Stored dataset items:
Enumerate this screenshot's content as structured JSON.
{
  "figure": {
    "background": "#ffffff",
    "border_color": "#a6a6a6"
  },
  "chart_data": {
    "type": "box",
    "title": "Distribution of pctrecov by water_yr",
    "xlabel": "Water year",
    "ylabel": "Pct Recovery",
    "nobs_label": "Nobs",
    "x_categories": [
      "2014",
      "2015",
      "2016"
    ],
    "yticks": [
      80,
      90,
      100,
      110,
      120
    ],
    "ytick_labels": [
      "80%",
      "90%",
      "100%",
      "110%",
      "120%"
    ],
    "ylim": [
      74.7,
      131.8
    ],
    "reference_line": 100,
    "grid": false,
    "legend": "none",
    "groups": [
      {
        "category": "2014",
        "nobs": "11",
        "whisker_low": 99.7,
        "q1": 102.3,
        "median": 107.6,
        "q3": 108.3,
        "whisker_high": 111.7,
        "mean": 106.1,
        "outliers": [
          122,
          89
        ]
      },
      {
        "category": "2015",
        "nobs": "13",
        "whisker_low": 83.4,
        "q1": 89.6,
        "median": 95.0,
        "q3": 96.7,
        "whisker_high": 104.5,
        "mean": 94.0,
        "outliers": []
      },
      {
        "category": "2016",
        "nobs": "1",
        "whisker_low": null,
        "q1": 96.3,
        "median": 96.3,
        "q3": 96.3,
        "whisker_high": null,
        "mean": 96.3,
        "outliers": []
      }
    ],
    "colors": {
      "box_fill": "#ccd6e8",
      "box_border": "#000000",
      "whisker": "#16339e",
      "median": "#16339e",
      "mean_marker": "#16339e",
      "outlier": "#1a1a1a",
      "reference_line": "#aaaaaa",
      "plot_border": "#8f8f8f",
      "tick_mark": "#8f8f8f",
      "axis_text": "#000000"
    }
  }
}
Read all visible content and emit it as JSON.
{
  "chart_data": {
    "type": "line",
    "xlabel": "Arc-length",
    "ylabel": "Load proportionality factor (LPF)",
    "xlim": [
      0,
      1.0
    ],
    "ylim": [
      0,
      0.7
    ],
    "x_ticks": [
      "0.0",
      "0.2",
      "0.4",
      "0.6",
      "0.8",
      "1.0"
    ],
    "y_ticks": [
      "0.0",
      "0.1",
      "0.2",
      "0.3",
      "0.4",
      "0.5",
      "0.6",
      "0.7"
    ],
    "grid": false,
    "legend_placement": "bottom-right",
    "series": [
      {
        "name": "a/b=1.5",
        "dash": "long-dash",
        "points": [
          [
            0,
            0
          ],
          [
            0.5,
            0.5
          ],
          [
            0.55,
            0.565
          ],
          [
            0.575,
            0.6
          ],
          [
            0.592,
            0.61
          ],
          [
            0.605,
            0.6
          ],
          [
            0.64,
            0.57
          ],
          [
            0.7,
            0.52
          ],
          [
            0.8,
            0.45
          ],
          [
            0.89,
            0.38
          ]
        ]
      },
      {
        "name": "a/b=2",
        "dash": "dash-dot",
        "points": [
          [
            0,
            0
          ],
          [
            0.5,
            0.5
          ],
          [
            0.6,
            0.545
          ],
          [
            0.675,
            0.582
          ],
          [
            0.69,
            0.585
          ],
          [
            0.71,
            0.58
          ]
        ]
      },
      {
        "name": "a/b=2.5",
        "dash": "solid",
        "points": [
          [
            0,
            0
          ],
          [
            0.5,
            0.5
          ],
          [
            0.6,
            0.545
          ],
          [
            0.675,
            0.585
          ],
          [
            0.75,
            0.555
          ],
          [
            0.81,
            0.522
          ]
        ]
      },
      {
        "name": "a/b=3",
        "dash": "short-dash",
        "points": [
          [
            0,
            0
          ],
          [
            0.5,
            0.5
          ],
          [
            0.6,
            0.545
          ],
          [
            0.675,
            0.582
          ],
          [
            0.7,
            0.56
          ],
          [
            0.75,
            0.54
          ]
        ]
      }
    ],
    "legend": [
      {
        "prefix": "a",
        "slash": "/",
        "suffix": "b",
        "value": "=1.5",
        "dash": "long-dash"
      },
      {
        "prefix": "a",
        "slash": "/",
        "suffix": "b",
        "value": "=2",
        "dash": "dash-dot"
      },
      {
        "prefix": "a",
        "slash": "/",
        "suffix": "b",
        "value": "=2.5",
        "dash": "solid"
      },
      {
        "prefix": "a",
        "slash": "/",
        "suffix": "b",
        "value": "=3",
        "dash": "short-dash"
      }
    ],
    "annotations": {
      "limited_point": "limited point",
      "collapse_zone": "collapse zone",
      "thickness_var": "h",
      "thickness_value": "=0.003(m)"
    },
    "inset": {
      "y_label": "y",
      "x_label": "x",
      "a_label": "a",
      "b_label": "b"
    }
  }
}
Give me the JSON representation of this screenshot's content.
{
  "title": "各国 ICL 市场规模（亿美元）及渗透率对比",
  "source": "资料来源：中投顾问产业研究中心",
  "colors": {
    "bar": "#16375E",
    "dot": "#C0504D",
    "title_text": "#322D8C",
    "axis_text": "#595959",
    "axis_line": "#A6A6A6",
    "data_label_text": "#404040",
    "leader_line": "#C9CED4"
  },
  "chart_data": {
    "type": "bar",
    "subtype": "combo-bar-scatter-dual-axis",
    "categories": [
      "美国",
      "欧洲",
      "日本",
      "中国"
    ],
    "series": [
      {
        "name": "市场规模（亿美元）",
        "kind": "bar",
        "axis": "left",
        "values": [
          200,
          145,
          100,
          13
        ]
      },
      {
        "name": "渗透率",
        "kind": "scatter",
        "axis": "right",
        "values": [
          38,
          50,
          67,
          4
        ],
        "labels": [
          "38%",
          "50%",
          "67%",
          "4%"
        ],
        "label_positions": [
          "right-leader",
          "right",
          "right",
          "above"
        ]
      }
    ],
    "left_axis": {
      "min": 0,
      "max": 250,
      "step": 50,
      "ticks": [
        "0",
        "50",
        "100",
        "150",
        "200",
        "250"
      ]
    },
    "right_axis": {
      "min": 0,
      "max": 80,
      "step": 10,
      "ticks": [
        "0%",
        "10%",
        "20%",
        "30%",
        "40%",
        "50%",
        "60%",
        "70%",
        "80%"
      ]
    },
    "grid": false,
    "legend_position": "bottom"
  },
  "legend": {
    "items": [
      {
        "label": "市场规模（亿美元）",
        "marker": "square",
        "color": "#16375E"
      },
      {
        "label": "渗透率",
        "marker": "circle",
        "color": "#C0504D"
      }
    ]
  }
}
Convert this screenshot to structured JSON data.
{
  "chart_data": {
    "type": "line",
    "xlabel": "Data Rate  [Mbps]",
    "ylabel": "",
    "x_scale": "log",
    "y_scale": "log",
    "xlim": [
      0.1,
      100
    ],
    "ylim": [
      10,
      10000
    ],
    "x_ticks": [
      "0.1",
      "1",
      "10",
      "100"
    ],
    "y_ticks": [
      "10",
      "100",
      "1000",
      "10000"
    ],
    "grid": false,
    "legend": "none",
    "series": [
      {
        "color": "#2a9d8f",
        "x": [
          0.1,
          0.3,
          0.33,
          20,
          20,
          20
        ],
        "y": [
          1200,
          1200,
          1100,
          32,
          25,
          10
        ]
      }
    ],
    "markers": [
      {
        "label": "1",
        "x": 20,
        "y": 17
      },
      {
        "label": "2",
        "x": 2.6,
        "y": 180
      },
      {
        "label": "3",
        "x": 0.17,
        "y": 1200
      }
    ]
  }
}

Given request:
Restate each record word for word.

Exercise result:
Enumerate this screenshot's content as structured JSON.
{
  "figure": {
    "background": "#ffffff",
    "border_color": "#a6a6a6"
  },
  "chart_data": {
    "type": "box",
    "title": "Distribution of pctrecov by water_yr",
    "xlabel": "Water year",
    "ylabel": "Pct Recovery",
    "nobs_label": "Nobs",
    "x_categories": [
      "2014",
      "2015",
      "2016"
    ],
    "yticks": [
      80,
      90,
      100,
      110,
      120
    ],
    "ytick_labels": [
      "80%",
      "90%",
      "100%",
      "110%",
      "120%"
    ],
    "ylim": [
      74.7,
      131.8
    ],
    "reference_line": 100,
    "grid": false,
    "legend": "none",
    "groups": [
      {
        "category": "2014",
        "nobs": "11",
        "whisker_low": 99.7,
        "q1": 102.3,
        "median": 107.6,
        "q3": 108.3,
        "whisker_high": 111.7,
        "mean": 106.1,
        "outliers": [
          122,
          89
        ]
      },
      {
        "category": "2015",
        "nobs": "13",
        "whisker_low": 83.4,
        "q1": 89.6,
        "median": 95.0,
        "q3": 96.7,
        "whisker_high": 104.5,
        "mean": 94.0,
        "outliers": []
      },
      {
        "category": "2016",
        "nobs": "1",
        "whisker_low": null,
        "q1": 96.3,
        "median": 96.3,
        "q3": 96.3,
        "whisker_high": null,
        "mean": 96.3,
        "outliers": []
      }
    ],
    "colors": {
      "box_fill": "#ccd6e8",
      "box_border": "#000000",
      "whisker": "#16339e",
      "median": "#16339e",
      "mean_marker": "#16339e",
      "outlier": "#1a1a1a",
      "reference_line": "#aaaaaa",
      "plot_border": "#8f8f8f",
      "tick_mark": "#8f8f8f",
      "axis_text": "#000000"
    }
  }
}
Read all visible content and emit it as JSON.
{
  "chart_data": {
    "type": "line",
    "xlabel": "Arc-length",
    "ylabel": "Load proportionality factor (LPF)",
    "xlim": [
      0,
      1.0
    ],
    "ylim": [
      0,
      0.7
    ],
    "x_ticks": [
      "0.0",
      "0.2",
      "0.4",
      "0.6",
      "0.8",
      "1.0"
    ],
    "y_ticks": [
      "0.0",
      "0.1",
      "0.2",
      "0.3",
      "0.4",
      "0.5",
      "0.6",
      "0.7"
    ],
    "grid": false,
    "legend_placement": "bottom-right",
    "series": [
      {
        "name": "a/b=1.5",
        "dash": "long-dash",
        "points": [
          [
            0,
            0
          ],
          [
            0.5,
            0.5
          ],
          [
            0.55,
            0.565
          ],
          [
            0.575,
            0.6
          ],
          [
            0.592,
            0.61
          ],
          [
            0.605,
            0.6
          ],
          [
            0.64,
            0.57
          ],
          [
            0.7,
            0.52
          ],
          [
            0.8,
            0.45
          ],
          [
            0.89,
            0.38
          ]
        ]
      },
      {
        "name": "a/b=2",
        "dash": "dash-dot",
        "points": [
          [
            0,
            0
          ],
          [
            0.5,
            0.5
          ],
          [
            0.6,
            0.545
          ],
          [
            0.675,
            0.582
          ],
          [
            0.69,
            0.585
          ],
          [
            0.71,
            0.58
          ]
        ]
      },
      {
        "name": "a/b=2.5",
        "dash": "solid",
        "points": [
          [
            0,
            0
          ],
          [
            0.5,
            0.5
          ],
          [
            0.6,
            0.545
          ],
          [
            0.675,
            0.585
          ],
          [
            0.75,
            0.555
          ],
          [
            0.81,
            0.522
          ]
        ]
      },
      {
        "name": "a/b=3",
        "dash": "short-dash",
        "points": [
          [
            0,
            0
          ],
          [
            0.5,
            0.5
          ],
          [
            0.6,
            0.545
          ],
          [
            0.675,
            0.582
          ],
          [
            0.7,
            0.56
          ],
          [
            0.75,
            0.54
          ]
        ]
      }
    ],
    "legend": [
      {
        "prefix": "a",
        "slash": "/",
        "suffix": "b",
        "value": "=1.5",
        "dash": "long-dash"
      },
      {
        "prefix": "a",
        "slash": "/",
        "suffix": "b",
        "value": "=2",
        "dash": "dash-dot"
      },
      {
        "prefix": "a",
        "slash": "/",
        "suffix": "b",
        "value": "=2.5",
        "dash": "solid"
      },
      {
        "prefix": "a",
        "slash": "/",
        "suffix": "b",
        "value": "=3",
        "dash": "short-dash"
      }
    ],
    "annotations": {
      "limited_point": "limited point",
      "collapse_zone": "collapse zone",
      "thickness_var": "h",
      "thickness_value": "=0.003(m)"
    },
    "inset": {
      "y_label": "y",
      "x_label": "x",
      "a_label": "a",
      "b_label": "b"
    }
  }
}
Give me the JSON representation of this screenshot's content.
{
  "title": "各国 ICL 市场规模（亿美元）及渗透率对比",
  "source": "资料来源：中投顾问产业研究中心",
  "colors": {
    "bar": "#16375E",
    "dot": "#C0504D",
    "title_text": "#322D8C",
    "axis_text": "#595959",
    "axis_line": "#A6A6A6",
    "data_label_text": "#404040",
    "leader_line": "#C9CED4"
  },
  "chart_data": {
    "type": "bar",
    "subtype": "combo-bar-scatter-dual-axis",
    "categories": [
      "美国",
      "欧洲",
      "日本",
      "中国"
    ],
    "series": [
      {
        "name": "市场规模（亿美元）",
        "kind": "bar",
        "axis": "left",
        "values": [
          200,
          145,
          100,
          13
        ]
      },
      {
        "name": "渗透率",
        "kind": "scatter",
        "axis": "right",
        "values": [
          38,
          50,
          67,
          4
        ],
        "labels": [
          "38%",
          "50%",
          "67%",
          "4%"
        ],
        "label_positions": [
          "right-leader",
          "right",
          "right",
          "above"
        ]
      }
    ],
    "left_axis": {
      "min": 0,
      "max": 250,
      "step": 50,
      "ticks": [
        "0",
        "50",
        "100",
        "150",
        "200",
        "250"
      ]
    },
    "right_axis": {
      "min": 0,
      "max": 80,
      "step": 10,
      "ticks": [
        "0%",
        "10%",
        "20%",
        "30%",
        "40%",
        "50%",
        "60%",
        "70%",
        "80%"
      ]
    },
    "grid": false,
    "legend_position": "bottom"
  },
  "legend": {
    "items": [
      {
        "label": "市场规模（亿美元）",
        "marker": "square",
        "color": "#16375E"
      },
      {
        "label": "渗透率",
        "marker": "circle",
        "color": "#C0504D"
      }
    ]
  }
}
Convert this screenshot to structured JSON data.
{
  "chart_data": {
    "type": "line",
    "xlabel": "Data Rate  [Mbps]",
    "ylabel": "",
    "x_scale": "log",
    "y_scale": "log",
    "xlim": [
      0.1,
      100
    ],
    "ylim": [
      10,
      10000
    ],
    "x_ticks": [
      "0.1",
      "1",
      "10",
      "100"
    ],
    "y_ticks": [
      "10",
      "100",
      "1000",
      "10000"
    ],
    "grid": false,
    "legend": "none",
    "series": [
      {
        "color": "#2a9d8f",
        "x": [
          0.1,
          0.3,
          0.33,
          20,
          20,
          20
        ],
        "y": [
          1200,
          1200,
          1100,
          32,
          25,
          10
        ]
      }
    ],
    "markers": [
      {
        "label": "1",
        "x": 20,
        "y": 17
      },
      {
        "label": "2",
        "x": 2.6,
        "y": 180
      },
      {
        "label": "3",
        "x": 0.17,
        "y": 1200
      }
    ]
  }
}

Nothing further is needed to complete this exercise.